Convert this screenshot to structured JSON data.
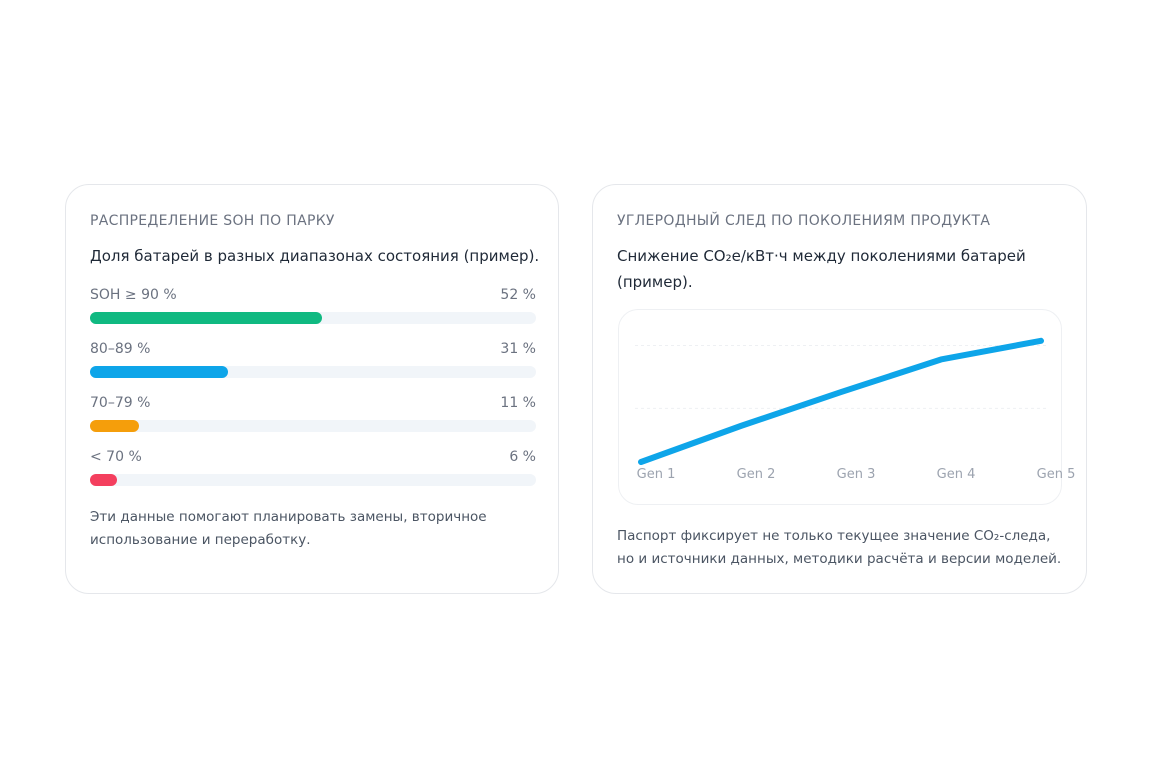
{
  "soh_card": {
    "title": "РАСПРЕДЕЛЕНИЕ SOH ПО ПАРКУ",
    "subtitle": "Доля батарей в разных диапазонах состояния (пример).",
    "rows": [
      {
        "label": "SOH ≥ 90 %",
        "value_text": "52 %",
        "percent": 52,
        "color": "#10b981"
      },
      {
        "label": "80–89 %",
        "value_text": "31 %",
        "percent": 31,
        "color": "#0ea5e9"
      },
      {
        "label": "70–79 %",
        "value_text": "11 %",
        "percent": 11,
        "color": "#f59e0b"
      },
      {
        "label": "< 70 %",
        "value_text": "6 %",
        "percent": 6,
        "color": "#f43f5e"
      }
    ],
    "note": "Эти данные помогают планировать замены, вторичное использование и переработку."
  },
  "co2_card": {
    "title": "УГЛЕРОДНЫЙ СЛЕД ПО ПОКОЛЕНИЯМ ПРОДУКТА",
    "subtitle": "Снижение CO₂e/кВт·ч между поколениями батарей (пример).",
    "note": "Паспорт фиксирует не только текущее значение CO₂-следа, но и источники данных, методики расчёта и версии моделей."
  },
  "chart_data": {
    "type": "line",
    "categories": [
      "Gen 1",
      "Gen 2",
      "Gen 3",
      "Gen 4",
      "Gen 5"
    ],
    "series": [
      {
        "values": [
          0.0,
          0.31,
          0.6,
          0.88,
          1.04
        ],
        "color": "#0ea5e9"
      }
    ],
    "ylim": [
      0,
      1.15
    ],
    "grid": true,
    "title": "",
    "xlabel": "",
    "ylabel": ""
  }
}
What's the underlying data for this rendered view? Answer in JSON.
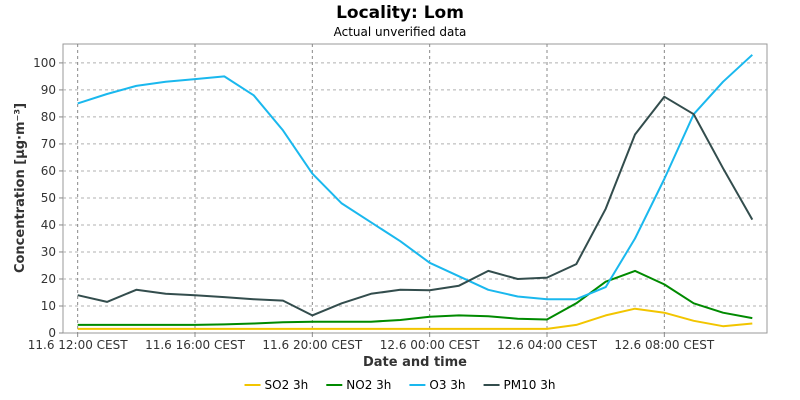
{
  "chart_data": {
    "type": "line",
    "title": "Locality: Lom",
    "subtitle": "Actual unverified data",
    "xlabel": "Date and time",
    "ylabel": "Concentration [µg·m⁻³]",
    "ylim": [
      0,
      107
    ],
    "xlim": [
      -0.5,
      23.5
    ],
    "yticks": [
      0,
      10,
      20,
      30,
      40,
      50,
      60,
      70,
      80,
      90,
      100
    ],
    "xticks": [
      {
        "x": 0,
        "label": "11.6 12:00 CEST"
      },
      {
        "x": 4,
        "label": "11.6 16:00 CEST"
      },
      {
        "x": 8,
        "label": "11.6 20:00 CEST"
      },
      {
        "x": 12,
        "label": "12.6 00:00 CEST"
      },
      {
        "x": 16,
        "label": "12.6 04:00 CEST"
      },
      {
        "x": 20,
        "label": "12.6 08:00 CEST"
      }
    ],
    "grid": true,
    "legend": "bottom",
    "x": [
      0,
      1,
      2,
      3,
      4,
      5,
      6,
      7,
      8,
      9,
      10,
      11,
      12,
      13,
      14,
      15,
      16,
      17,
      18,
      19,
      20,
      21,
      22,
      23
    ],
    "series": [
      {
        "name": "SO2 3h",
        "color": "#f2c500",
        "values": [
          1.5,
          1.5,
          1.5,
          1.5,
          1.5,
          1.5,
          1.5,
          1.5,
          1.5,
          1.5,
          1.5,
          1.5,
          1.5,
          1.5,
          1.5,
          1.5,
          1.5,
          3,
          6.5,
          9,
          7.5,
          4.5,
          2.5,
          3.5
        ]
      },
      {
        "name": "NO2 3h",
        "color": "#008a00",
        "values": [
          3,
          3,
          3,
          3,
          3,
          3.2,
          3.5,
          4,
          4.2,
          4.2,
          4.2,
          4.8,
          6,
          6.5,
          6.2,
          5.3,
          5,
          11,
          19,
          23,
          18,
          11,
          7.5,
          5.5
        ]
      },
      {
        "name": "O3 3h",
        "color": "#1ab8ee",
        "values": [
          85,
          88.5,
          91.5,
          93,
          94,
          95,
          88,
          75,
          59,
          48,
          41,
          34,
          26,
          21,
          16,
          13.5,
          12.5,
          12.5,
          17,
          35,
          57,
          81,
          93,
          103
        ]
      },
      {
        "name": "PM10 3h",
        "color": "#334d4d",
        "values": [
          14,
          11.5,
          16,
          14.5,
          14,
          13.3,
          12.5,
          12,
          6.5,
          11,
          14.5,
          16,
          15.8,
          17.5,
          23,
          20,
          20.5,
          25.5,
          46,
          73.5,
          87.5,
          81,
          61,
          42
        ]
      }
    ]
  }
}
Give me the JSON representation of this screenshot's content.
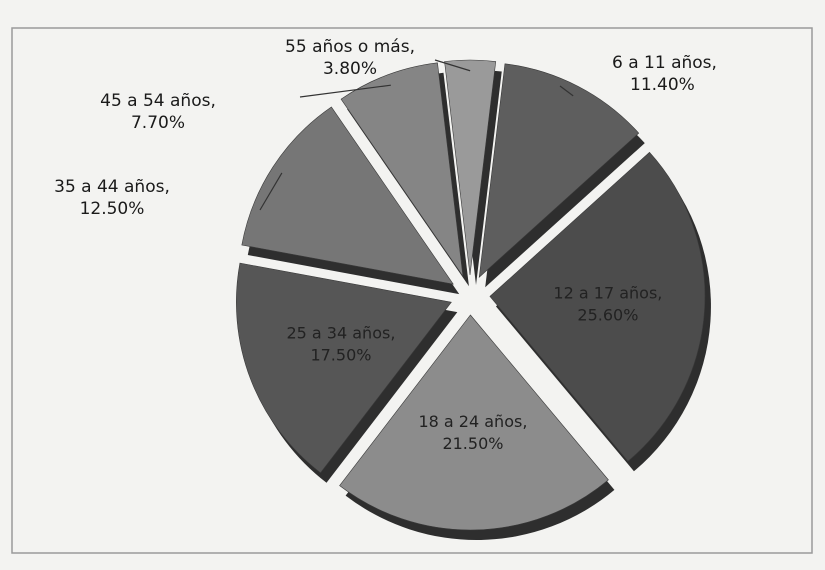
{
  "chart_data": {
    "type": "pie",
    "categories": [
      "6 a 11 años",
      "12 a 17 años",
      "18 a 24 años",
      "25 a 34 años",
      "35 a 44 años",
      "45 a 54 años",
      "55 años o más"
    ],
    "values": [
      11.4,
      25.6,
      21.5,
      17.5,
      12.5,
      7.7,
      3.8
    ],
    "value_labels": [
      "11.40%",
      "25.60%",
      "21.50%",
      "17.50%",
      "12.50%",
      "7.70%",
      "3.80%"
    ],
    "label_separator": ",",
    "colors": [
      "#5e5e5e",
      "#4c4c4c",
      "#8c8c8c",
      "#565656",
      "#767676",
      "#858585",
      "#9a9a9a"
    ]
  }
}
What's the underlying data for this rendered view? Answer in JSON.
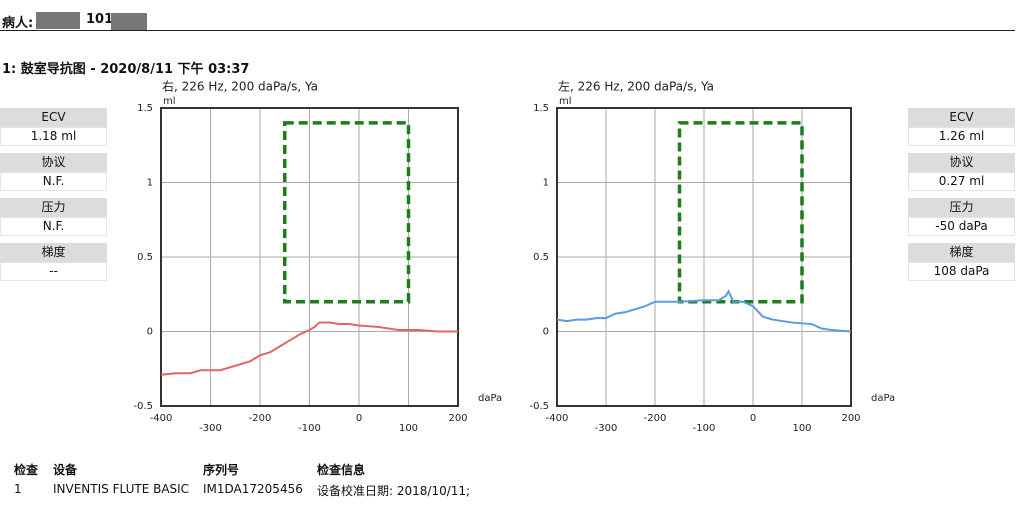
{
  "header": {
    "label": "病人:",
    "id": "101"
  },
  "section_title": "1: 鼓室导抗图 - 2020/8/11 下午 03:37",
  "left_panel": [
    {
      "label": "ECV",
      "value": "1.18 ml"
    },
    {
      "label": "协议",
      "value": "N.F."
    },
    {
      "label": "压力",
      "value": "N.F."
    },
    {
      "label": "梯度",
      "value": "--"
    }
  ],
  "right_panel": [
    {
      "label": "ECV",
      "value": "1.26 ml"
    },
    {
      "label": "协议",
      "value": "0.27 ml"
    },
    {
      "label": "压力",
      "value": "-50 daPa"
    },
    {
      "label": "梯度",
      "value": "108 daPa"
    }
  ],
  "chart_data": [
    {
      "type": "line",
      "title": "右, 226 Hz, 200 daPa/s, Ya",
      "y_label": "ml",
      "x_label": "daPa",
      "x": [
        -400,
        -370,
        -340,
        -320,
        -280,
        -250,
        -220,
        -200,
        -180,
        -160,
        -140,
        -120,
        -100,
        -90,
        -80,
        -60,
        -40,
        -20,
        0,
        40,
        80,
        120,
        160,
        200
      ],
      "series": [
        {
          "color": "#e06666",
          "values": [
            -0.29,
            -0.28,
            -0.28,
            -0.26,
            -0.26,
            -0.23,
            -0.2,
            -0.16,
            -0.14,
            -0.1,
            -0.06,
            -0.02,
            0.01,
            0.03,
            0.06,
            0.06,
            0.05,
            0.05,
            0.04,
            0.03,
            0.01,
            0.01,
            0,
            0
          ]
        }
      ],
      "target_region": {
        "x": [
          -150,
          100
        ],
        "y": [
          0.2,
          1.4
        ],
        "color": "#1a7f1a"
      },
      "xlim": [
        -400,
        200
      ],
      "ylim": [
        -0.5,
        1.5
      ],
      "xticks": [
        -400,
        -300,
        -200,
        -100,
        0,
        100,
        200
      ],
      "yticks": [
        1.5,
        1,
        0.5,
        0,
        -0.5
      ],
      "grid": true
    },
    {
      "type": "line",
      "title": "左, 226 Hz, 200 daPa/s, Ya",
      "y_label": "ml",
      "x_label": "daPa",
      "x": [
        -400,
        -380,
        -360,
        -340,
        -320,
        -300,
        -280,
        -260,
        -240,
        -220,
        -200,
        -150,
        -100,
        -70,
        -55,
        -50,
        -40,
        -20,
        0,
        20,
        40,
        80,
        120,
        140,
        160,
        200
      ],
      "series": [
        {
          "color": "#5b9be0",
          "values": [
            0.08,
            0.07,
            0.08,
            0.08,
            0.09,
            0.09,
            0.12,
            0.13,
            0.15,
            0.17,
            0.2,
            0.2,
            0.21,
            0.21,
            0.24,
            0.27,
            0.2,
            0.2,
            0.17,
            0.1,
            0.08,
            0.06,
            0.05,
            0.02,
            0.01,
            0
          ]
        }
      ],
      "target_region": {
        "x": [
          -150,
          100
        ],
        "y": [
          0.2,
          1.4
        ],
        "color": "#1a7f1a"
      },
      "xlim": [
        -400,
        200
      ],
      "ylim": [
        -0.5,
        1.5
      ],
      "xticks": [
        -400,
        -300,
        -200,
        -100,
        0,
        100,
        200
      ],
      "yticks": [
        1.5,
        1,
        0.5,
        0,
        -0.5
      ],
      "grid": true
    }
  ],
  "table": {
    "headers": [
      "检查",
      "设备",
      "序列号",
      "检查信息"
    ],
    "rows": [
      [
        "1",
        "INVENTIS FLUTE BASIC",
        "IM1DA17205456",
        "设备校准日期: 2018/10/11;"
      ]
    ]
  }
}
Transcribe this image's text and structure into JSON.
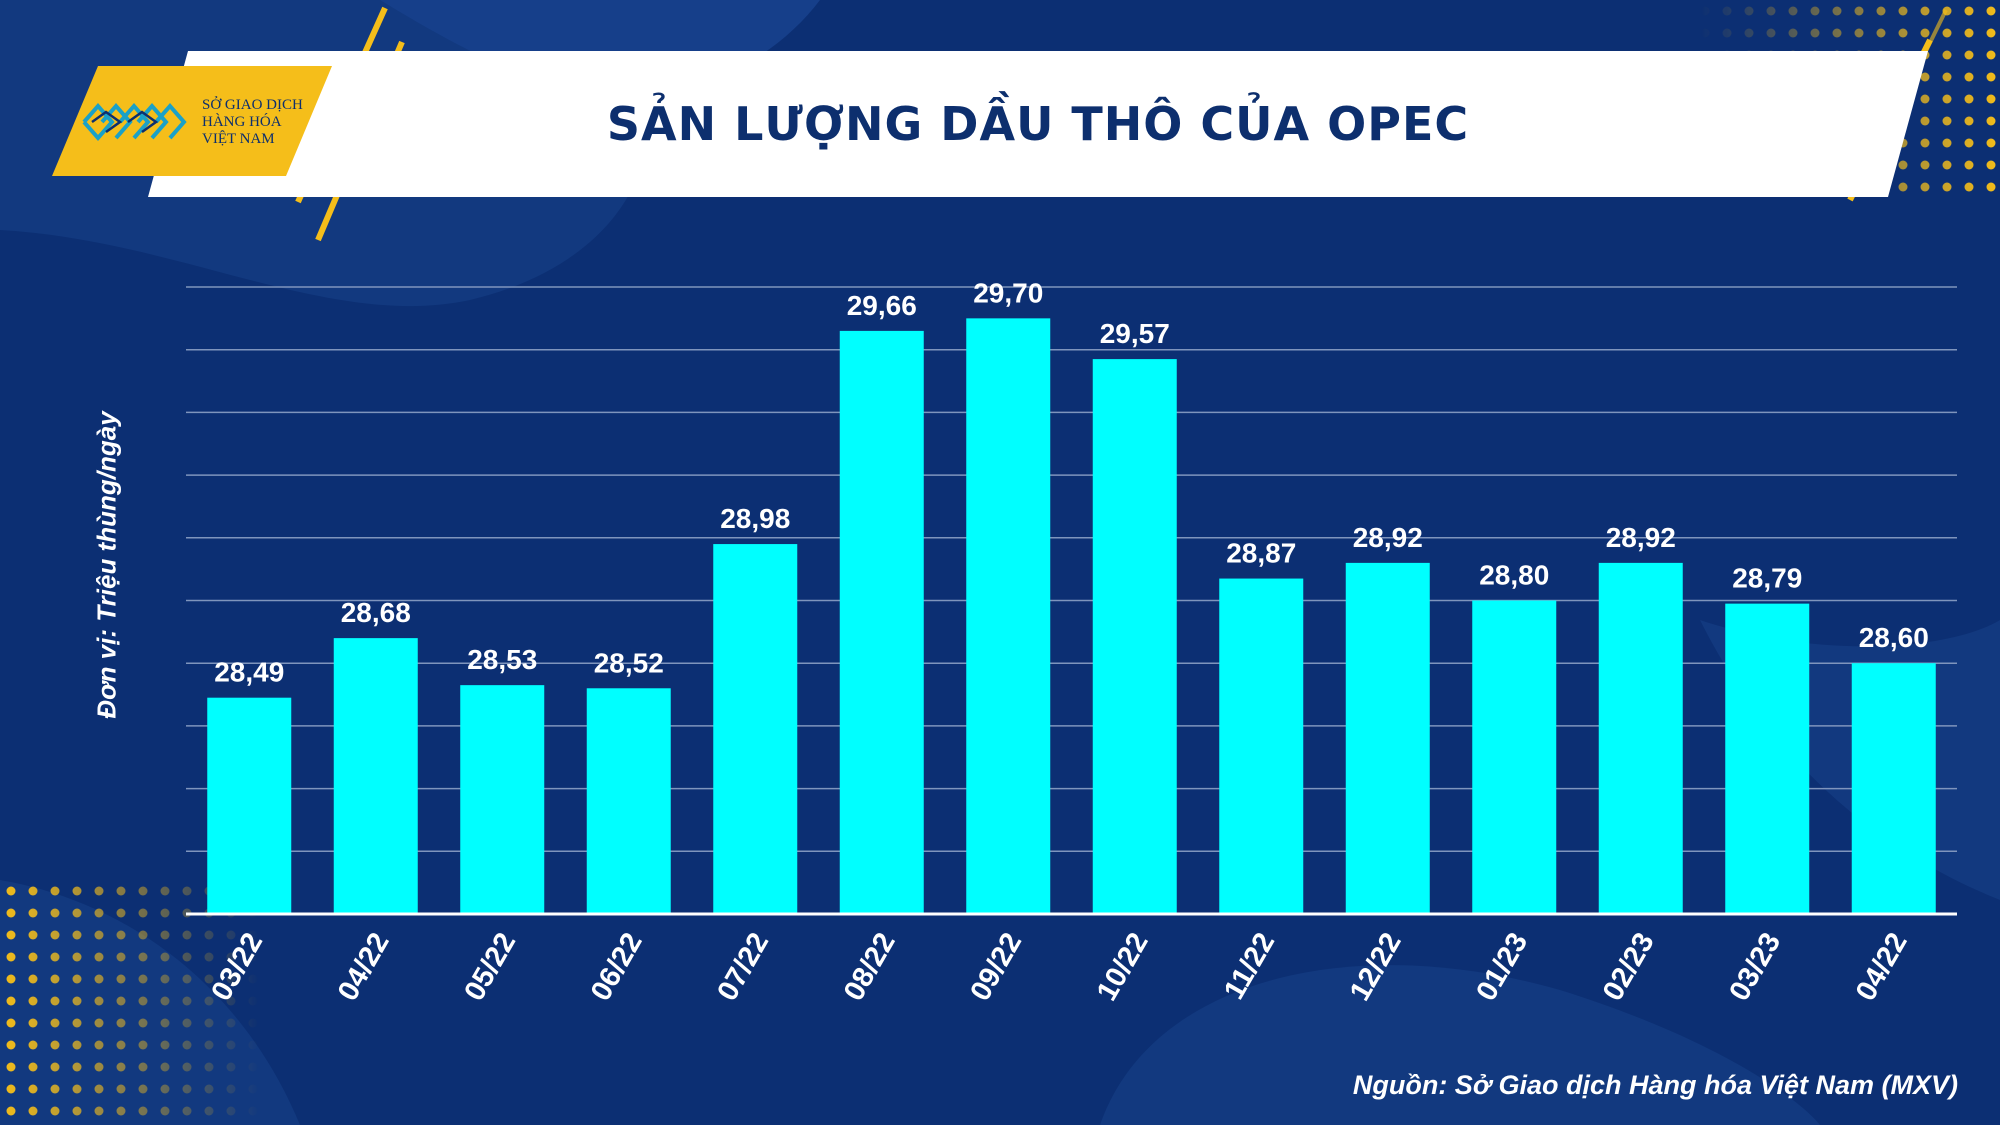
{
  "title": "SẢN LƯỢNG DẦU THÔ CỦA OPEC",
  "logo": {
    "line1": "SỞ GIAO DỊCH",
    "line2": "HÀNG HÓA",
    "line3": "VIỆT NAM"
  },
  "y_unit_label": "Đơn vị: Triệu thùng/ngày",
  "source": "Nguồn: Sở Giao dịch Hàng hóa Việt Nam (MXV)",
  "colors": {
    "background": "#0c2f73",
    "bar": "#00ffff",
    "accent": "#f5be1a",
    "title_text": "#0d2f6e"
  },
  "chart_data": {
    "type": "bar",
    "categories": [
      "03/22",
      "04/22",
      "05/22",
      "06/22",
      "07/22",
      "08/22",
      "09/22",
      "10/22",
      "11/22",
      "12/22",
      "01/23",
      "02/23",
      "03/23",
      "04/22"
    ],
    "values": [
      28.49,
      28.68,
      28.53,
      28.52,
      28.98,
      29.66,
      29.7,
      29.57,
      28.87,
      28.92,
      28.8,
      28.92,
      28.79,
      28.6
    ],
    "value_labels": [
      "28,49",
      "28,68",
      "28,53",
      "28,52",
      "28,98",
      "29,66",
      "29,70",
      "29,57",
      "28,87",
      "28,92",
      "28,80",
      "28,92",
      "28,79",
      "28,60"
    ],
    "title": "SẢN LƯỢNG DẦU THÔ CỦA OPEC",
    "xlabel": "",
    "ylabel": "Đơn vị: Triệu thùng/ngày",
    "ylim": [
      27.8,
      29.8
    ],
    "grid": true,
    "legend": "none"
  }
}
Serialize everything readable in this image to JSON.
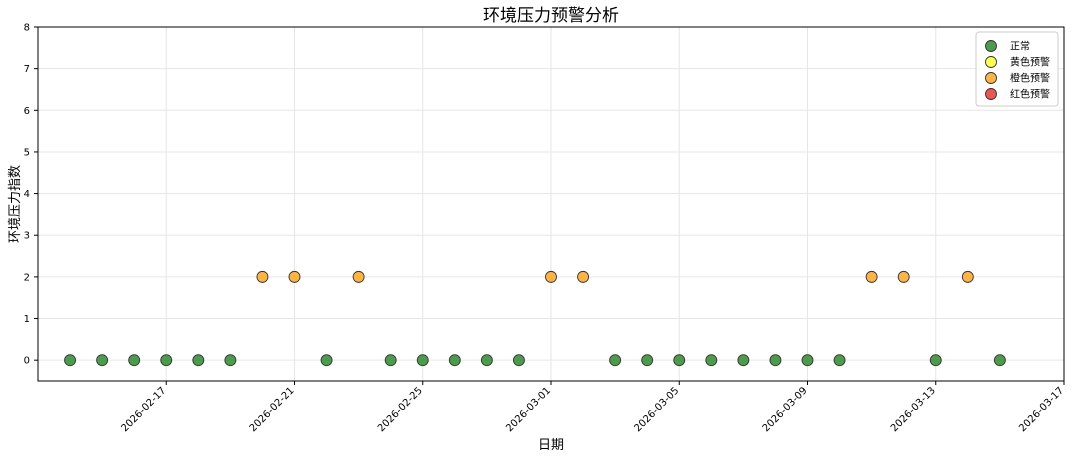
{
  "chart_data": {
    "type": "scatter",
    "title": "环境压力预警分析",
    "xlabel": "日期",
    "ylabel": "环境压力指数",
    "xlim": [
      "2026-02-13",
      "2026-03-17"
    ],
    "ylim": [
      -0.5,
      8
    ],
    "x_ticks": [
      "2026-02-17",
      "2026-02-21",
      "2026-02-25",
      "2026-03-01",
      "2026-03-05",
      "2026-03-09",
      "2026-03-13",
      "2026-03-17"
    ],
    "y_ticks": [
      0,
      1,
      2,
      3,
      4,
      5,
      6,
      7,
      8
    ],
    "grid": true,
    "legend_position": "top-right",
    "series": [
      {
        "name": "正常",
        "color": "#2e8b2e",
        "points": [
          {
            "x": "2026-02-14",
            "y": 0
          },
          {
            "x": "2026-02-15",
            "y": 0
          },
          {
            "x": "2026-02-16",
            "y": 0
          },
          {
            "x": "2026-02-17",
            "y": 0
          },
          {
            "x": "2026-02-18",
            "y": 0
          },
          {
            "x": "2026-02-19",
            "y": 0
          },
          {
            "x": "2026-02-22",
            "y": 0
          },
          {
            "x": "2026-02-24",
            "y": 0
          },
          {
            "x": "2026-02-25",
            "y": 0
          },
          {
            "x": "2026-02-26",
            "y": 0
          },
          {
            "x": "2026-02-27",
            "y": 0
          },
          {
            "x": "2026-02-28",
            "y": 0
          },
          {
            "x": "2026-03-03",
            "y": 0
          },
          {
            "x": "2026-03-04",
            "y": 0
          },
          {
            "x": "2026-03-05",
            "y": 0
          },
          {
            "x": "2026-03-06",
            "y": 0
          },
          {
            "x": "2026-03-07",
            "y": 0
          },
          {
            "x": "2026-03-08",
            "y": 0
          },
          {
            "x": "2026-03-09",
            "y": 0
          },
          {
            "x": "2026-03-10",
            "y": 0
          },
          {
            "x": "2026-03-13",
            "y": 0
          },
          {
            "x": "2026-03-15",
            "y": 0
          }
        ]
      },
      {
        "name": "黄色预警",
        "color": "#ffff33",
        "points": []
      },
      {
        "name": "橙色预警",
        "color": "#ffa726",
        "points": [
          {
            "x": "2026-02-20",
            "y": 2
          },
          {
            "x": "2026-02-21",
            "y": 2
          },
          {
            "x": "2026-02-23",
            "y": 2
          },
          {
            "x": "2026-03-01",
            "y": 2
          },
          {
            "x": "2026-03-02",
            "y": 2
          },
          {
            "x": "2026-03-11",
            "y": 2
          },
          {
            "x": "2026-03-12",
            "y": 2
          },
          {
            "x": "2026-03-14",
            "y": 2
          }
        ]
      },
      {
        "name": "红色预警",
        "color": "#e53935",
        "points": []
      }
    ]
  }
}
• • • • •
What to do — Extract all lines from the data in which "this" is found.

Completed exercise —
Convert this screenshot to structured JSON data.
What's the underlying data for this rendered view? Answer in JSON.
Give me the JSON representation of this screenshot's content.
What's the underlying data for this rendered view? Answer in JSON.
Transcribe this image's text and structure into JSON.
Serialize everything readable in this image to JSON.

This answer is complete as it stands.